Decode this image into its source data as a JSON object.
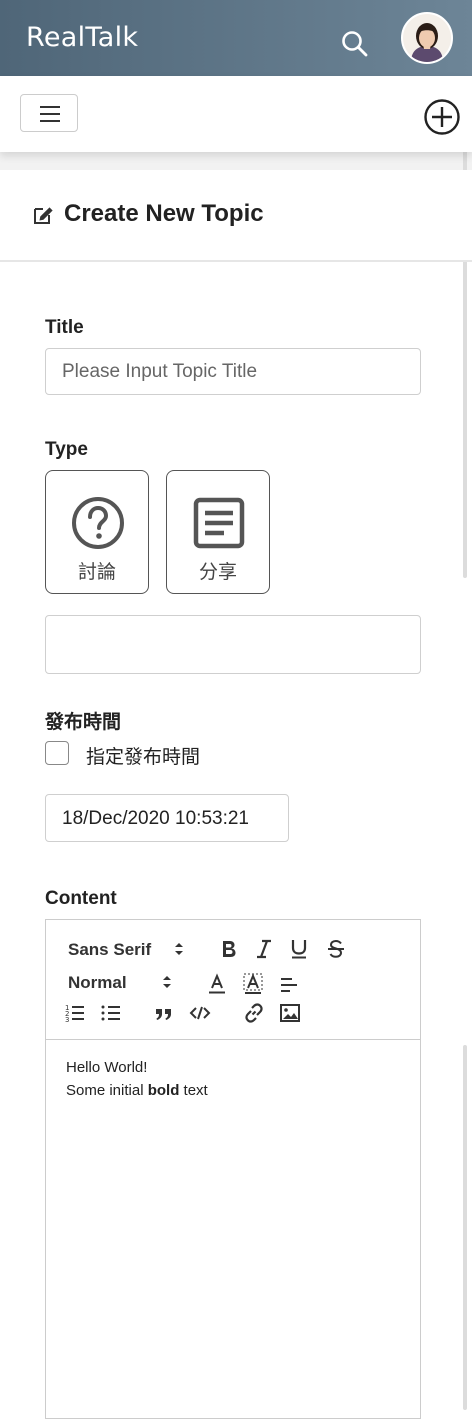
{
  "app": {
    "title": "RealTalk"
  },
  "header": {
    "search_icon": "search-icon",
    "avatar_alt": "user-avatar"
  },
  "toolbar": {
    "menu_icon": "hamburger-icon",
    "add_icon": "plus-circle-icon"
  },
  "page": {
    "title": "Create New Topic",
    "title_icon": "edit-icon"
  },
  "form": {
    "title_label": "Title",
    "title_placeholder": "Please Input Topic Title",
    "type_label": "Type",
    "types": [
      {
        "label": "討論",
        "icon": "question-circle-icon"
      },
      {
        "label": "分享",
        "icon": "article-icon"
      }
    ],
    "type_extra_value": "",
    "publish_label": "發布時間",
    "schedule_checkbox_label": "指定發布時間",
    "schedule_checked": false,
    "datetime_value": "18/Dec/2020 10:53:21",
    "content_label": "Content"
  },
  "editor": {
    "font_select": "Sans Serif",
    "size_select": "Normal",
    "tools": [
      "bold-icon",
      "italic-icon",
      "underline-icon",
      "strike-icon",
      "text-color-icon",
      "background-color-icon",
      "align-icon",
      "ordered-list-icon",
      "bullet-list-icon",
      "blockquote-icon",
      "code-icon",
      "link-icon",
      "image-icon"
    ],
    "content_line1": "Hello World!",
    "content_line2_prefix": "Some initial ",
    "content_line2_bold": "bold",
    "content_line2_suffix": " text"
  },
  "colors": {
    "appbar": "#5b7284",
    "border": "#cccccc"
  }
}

......

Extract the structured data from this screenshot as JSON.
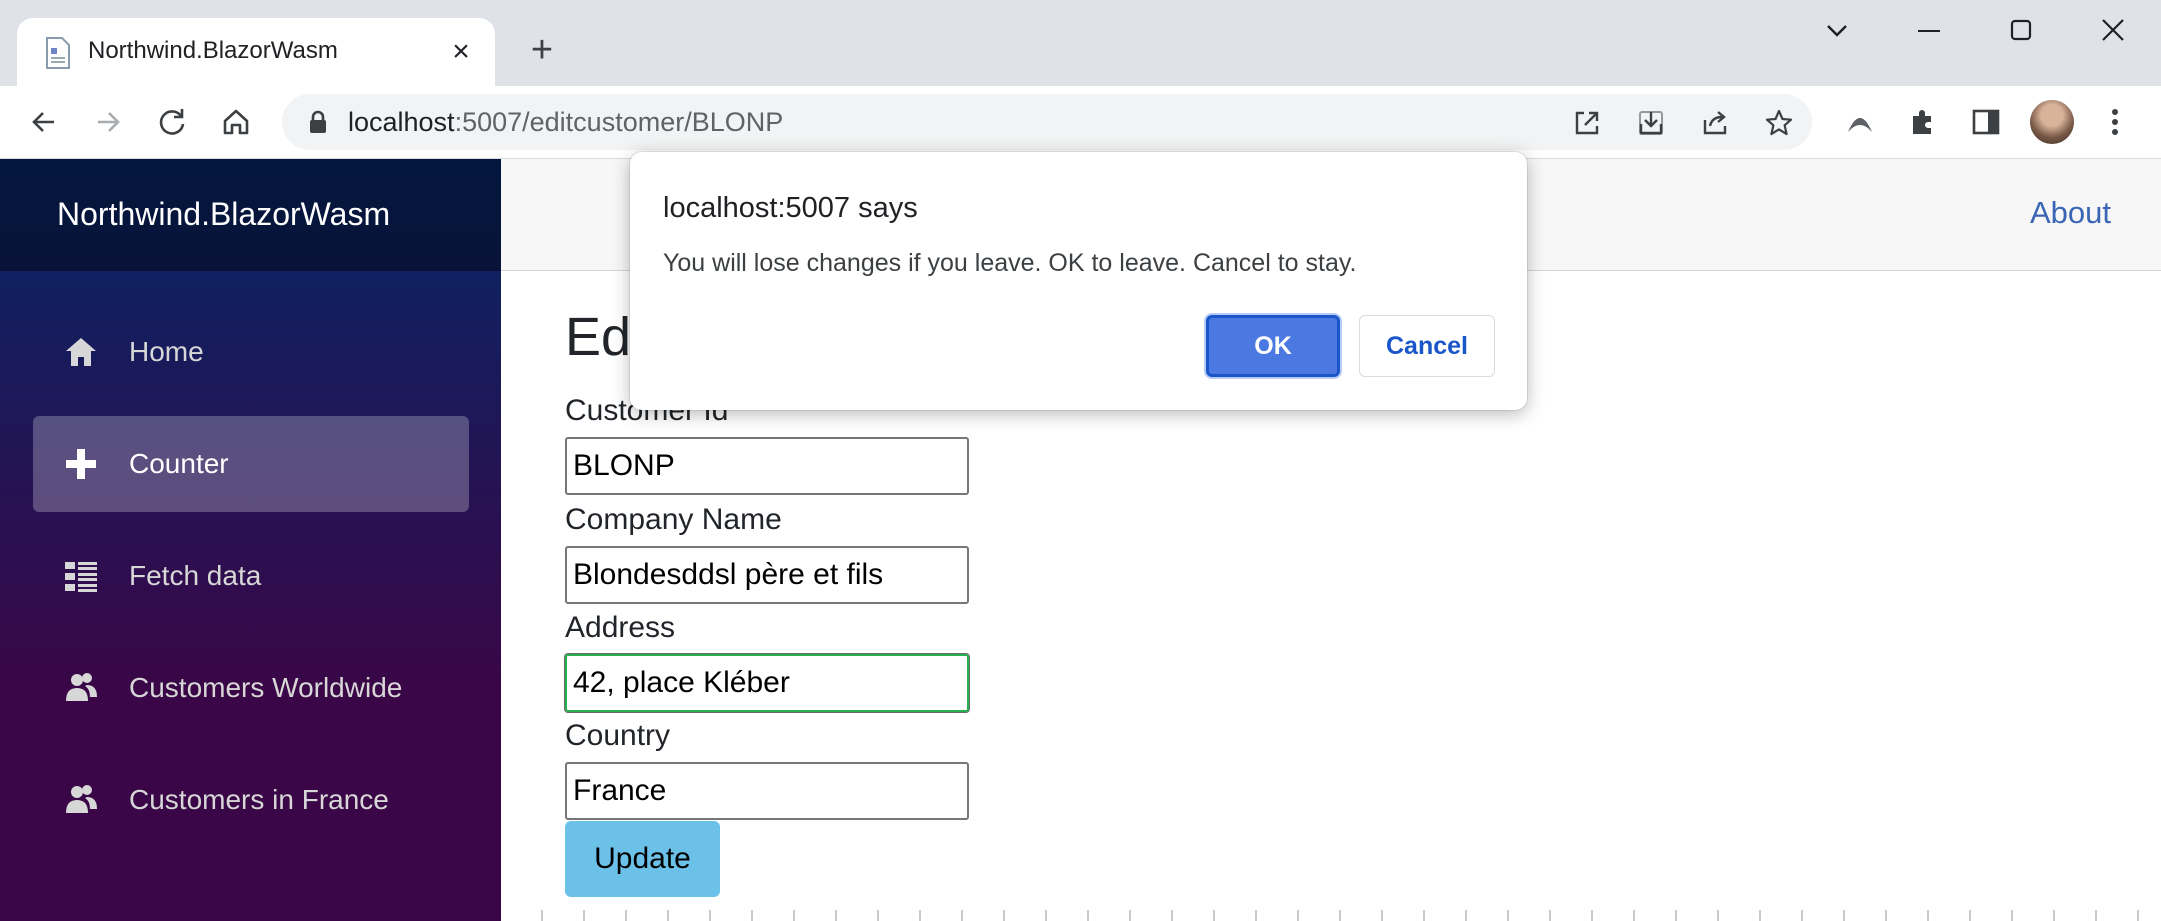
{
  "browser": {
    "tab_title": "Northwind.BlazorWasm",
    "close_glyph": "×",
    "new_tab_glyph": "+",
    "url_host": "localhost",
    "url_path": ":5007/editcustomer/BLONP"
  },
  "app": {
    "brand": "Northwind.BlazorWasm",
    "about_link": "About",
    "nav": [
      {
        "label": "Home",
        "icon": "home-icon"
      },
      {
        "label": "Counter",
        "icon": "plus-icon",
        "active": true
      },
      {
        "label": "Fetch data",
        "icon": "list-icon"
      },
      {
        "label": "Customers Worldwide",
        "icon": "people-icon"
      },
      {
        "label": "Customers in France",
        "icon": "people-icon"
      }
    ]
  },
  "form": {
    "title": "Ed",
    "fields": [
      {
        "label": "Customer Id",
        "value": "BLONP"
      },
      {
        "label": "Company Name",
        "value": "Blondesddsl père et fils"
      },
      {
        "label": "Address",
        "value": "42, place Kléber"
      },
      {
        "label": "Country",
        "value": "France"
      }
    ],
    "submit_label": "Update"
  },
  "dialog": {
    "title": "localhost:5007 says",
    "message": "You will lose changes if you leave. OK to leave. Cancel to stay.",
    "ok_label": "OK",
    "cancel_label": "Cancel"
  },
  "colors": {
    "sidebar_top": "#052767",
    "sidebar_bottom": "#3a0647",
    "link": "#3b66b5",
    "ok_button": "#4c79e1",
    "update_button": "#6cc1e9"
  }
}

......

• _TASK BRIEF_
Above are entries; state the number of lines among them that contain "Topic", and nothing else.

• _EXERCISE RESULT_
2